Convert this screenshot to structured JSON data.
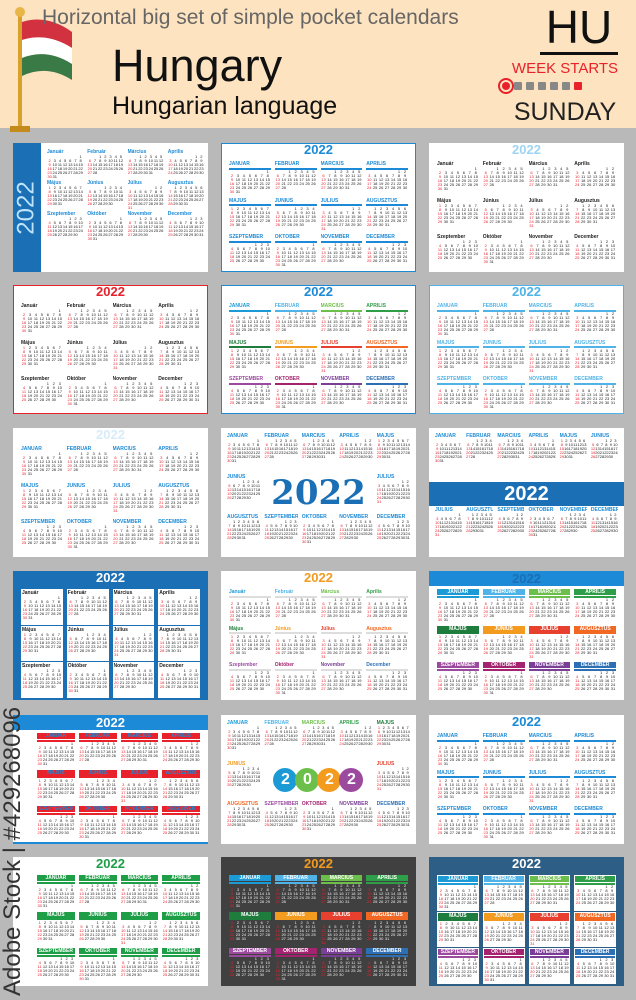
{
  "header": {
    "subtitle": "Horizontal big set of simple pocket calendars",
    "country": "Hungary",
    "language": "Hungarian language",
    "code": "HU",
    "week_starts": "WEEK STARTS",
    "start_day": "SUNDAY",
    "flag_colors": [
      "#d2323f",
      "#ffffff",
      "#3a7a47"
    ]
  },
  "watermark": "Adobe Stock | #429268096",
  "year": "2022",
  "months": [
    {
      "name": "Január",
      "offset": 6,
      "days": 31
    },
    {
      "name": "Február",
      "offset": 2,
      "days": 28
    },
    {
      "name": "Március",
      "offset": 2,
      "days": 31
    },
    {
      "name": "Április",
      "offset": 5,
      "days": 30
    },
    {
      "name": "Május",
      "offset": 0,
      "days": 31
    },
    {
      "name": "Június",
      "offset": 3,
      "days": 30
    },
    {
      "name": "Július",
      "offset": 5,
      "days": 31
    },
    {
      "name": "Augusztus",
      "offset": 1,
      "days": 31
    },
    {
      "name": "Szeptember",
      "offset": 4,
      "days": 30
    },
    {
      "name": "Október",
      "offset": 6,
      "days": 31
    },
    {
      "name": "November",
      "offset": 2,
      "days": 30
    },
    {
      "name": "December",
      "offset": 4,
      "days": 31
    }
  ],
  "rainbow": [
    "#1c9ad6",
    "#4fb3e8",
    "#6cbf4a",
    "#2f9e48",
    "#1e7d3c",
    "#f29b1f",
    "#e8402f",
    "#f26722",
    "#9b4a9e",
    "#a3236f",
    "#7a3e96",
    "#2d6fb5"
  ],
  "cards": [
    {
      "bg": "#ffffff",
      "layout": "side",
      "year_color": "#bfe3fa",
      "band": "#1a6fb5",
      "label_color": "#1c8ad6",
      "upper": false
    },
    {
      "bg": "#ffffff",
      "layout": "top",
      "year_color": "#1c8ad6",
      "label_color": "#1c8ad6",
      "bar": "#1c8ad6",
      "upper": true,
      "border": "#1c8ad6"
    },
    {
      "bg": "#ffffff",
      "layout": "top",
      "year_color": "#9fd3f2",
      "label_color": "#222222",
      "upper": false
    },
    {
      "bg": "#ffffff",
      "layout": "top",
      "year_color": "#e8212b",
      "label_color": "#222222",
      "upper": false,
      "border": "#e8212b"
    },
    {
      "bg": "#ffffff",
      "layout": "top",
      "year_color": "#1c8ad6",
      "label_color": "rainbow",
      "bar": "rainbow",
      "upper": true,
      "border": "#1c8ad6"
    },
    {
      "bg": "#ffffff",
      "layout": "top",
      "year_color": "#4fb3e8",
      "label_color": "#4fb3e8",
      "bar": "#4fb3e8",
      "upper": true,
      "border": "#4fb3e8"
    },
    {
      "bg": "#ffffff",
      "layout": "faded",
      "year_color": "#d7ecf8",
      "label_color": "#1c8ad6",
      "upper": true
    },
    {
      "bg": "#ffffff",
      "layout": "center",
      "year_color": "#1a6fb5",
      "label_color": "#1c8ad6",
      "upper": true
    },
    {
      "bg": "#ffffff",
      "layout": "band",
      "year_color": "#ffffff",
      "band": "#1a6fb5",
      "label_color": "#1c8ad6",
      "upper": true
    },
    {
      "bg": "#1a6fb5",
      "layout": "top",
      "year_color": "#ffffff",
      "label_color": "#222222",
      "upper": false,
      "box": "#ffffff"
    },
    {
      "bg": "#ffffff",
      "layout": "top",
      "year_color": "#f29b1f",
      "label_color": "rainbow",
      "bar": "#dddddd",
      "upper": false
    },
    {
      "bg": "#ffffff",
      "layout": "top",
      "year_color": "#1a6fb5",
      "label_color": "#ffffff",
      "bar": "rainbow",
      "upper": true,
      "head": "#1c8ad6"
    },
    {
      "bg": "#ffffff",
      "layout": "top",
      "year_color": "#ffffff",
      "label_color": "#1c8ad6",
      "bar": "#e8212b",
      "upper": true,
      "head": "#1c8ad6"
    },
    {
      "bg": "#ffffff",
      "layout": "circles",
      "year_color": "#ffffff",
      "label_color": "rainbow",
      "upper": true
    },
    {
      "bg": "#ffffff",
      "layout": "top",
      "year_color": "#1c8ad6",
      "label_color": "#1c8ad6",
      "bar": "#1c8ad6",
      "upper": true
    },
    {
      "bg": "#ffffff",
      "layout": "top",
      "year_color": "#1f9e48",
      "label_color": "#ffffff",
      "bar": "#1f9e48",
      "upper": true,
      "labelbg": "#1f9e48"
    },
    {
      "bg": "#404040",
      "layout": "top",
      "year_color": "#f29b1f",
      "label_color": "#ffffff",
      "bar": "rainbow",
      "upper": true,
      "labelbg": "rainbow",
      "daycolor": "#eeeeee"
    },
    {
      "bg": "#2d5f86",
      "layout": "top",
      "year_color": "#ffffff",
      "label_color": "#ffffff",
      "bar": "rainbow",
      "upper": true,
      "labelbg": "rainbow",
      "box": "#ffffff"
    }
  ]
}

Stated goal: None of the pictures should appear; repeat the records exactly otherwise.

Task result:
Convert this screenshot to structured JSON data.
{
  "header": {
    "subtitle": "Horizontal big set of simple pocket calendars",
    "country": "Hungary",
    "language": "Hungarian language",
    "code": "HU",
    "week_starts": "WEEK STARTS",
    "start_day": "SUNDAY",
    "flag_colors": [
      "#d2323f",
      "#ffffff",
      "#3a7a47"
    ]
  },
  "watermark": "Adobe Stock | #429268096",
  "year": "2022",
  "months": [
    {
      "name": "Január",
      "offset": 6,
      "days": 31
    },
    {
      "name": "Február",
      "offset": 2,
      "days": 28
    },
    {
      "name": "Március",
      "offset": 2,
      "days": 31
    },
    {
      "name": "Április",
      "offset": 5,
      "days": 30
    },
    {
      "name": "Május",
      "offset": 0,
      "days": 31
    },
    {
      "name": "Június",
      "offset": 3,
      "days": 30
    },
    {
      "name": "Július",
      "offset": 5,
      "days": 31
    },
    {
      "name": "Augusztus",
      "offset": 1,
      "days": 31
    },
    {
      "name": "Szeptember",
      "offset": 4,
      "days": 30
    },
    {
      "name": "Október",
      "offset": 6,
      "days": 31
    },
    {
      "name": "November",
      "offset": 2,
      "days": 30
    },
    {
      "name": "December",
      "offset": 4,
      "days": 31
    }
  ],
  "rainbow": [
    "#1c9ad6",
    "#4fb3e8",
    "#6cbf4a",
    "#2f9e48",
    "#1e7d3c",
    "#f29b1f",
    "#e8402f",
    "#f26722",
    "#9b4a9e",
    "#a3236f",
    "#7a3e96",
    "#2d6fb5"
  ],
  "cards": [
    {
      "bg": "#ffffff",
      "layout": "side",
      "year_color": "#bfe3fa",
      "band": "#1a6fb5",
      "label_color": "#1c8ad6",
      "upper": false
    },
    {
      "bg": "#ffffff",
      "layout": "top",
      "year_color": "#1c8ad6",
      "label_color": "#1c8ad6",
      "bar": "#1c8ad6",
      "upper": true,
      "border": "#1c8ad6"
    },
    {
      "bg": "#ffffff",
      "layout": "top",
      "year_color": "#9fd3f2",
      "label_color": "#222222",
      "upper": false
    },
    {
      "bg": "#ffffff",
      "layout": "top",
      "year_color": "#e8212b",
      "label_color": "#222222",
      "upper": false,
      "border": "#e8212b"
    },
    {
      "bg": "#ffffff",
      "layout": "top",
      "year_color": "#1c8ad6",
      "label_color": "rainbow",
      "bar": "rainbow",
      "upper": true,
      "border": "#1c8ad6"
    },
    {
      "bg": "#ffffff",
      "layout": "top",
      "year_color": "#4fb3e8",
      "label_color": "#4fb3e8",
      "bar": "#4fb3e8",
      "upper": true,
      "border": "#4fb3e8"
    },
    {
      "bg": "#ffffff",
      "layout": "faded",
      "year_color": "#d7ecf8",
      "label_color": "#1c8ad6",
      "upper": true
    },
    {
      "bg": "#ffffff",
      "layout": "center",
      "year_color": "#1a6fb5",
      "label_color": "#1c8ad6",
      "upper": true
    },
    {
      "bg": "#ffffff",
      "layout": "band",
      "year_color": "#ffffff",
      "band": "#1a6fb5",
      "label_color": "#1c8ad6",
      "upper": true
    },
    {
      "bg": "#1a6fb5",
      "layout": "top",
      "year_color": "#ffffff",
      "label_color": "#222222",
      "upper": false,
      "box": "#ffffff"
    },
    {
      "bg": "#ffffff",
      "layout": "top",
      "year_color": "#f29b1f",
      "label_color": "rainbow",
      "bar": "#dddddd",
      "upper": false
    },
    {
      "bg": "#ffffff",
      "layout": "top",
      "year_color": "#1a6fb5",
      "label_color": "#ffffff",
      "bar": "rainbow",
      "upper": true,
      "head": "#1c8ad6"
    },
    {
      "bg": "#ffffff",
      "layout": "top",
      "year_color": "#ffffff",
      "label_color": "#1c8ad6",
      "bar": "#e8212b",
      "upper": true,
      "head": "#1c8ad6"
    },
    {
      "bg": "#ffffff",
      "layout": "circles",
      "year_color": "#ffffff",
      "label_color": "rainbow",
      "upper": true
    },
    {
      "bg": "#ffffff",
      "layout": "top",
      "year_color": "#1c8ad6",
      "label_color": "#1c8ad6",
      "bar": "#1c8ad6",
      "upper": true
    },
    {
      "bg": "#ffffff",
      "layout": "top",
      "year_color": "#1f9e48",
      "label_color": "#ffffff",
      "bar": "#1f9e48",
      "upper": true,
      "labelbg": "#1f9e48"
    },
    {
      "bg": "#404040",
      "layout": "top",
      "year_color": "#f29b1f",
      "label_color": "#ffffff",
      "bar": "rainbow",
      "upper": true,
      "labelbg": "rainbow",
      "daycolor": "#eeeeee"
    },
    {
      "bg": "#2d5f86",
      "layout": "top",
      "year_color": "#ffffff",
      "label_color": "#ffffff",
      "bar": "rainbow",
      "upper": true,
      "labelbg": "rainbow",
      "box": "#ffffff"
    }
  ]
}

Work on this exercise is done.